__WHAT TO WORK ON__: Single out each line with the word "sont" and copy it.

__RECORDS FOR THIS TASK__:
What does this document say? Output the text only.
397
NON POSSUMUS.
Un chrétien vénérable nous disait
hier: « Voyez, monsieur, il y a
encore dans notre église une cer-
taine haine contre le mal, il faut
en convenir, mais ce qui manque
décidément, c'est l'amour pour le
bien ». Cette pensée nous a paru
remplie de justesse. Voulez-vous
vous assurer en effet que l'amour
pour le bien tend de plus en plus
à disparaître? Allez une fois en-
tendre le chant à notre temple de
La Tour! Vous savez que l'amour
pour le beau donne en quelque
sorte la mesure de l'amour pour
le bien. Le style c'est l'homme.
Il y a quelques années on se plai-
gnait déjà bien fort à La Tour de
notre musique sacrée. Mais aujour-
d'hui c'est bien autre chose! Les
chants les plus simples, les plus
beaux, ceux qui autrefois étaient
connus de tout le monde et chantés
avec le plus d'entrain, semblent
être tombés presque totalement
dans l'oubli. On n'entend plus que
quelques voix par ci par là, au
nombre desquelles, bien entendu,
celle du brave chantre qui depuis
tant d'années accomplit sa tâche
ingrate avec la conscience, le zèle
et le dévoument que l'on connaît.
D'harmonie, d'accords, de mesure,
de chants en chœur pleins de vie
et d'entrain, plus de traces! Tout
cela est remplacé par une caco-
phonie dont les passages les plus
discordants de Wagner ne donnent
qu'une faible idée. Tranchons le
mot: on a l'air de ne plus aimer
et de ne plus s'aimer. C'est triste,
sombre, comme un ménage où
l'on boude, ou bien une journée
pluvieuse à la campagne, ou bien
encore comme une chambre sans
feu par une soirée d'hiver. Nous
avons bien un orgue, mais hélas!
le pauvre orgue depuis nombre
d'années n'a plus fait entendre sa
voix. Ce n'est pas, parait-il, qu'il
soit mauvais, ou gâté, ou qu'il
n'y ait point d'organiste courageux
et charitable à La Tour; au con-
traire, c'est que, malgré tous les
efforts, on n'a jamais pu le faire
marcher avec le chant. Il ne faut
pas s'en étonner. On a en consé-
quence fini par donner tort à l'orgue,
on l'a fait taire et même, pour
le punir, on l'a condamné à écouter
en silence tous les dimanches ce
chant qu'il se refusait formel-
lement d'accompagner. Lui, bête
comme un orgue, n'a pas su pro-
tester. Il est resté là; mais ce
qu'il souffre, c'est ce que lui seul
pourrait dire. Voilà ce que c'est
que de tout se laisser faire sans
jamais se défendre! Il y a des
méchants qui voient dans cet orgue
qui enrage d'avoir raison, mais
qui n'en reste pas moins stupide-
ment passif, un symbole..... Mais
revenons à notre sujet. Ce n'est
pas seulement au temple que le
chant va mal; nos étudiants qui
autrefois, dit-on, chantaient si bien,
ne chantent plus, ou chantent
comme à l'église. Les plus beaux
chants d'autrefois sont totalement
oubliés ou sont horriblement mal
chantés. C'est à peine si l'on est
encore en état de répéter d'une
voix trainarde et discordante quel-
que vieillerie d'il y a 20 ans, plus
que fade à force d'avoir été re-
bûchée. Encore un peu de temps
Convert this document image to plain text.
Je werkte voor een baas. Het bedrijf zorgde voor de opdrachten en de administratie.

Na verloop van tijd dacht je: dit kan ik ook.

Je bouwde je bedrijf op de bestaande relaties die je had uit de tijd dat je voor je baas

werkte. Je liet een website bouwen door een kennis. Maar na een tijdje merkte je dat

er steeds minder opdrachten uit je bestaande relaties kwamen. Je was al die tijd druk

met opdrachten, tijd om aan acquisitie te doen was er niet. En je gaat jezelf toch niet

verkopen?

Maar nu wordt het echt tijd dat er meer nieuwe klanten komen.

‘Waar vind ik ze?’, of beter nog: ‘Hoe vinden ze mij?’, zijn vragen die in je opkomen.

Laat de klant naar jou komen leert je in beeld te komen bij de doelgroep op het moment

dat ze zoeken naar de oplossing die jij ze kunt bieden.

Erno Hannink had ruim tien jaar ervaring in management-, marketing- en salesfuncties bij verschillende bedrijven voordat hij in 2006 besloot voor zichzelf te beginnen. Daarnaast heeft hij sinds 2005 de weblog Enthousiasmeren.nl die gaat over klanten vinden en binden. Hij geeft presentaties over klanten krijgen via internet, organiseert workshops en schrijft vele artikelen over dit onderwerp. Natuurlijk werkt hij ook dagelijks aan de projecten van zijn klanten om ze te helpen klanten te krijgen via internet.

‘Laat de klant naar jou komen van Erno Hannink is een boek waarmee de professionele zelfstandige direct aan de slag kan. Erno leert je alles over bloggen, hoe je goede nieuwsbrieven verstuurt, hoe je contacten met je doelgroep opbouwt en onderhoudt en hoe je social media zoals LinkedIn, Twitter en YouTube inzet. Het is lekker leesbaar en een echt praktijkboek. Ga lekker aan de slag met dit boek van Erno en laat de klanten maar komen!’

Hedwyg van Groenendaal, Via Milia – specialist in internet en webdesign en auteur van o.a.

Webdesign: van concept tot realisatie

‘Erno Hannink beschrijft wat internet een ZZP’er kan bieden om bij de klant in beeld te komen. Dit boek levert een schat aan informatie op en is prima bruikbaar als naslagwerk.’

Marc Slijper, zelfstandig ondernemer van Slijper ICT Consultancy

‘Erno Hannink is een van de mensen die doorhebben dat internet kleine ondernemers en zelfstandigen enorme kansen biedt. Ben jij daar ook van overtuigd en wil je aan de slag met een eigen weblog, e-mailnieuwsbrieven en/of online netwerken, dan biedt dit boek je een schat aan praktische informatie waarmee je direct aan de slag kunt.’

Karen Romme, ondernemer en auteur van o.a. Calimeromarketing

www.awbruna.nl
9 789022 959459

__EXERCISE OUTPUT__:
chants d'autrefois sont totalement
oubliés ou sont horriblement mal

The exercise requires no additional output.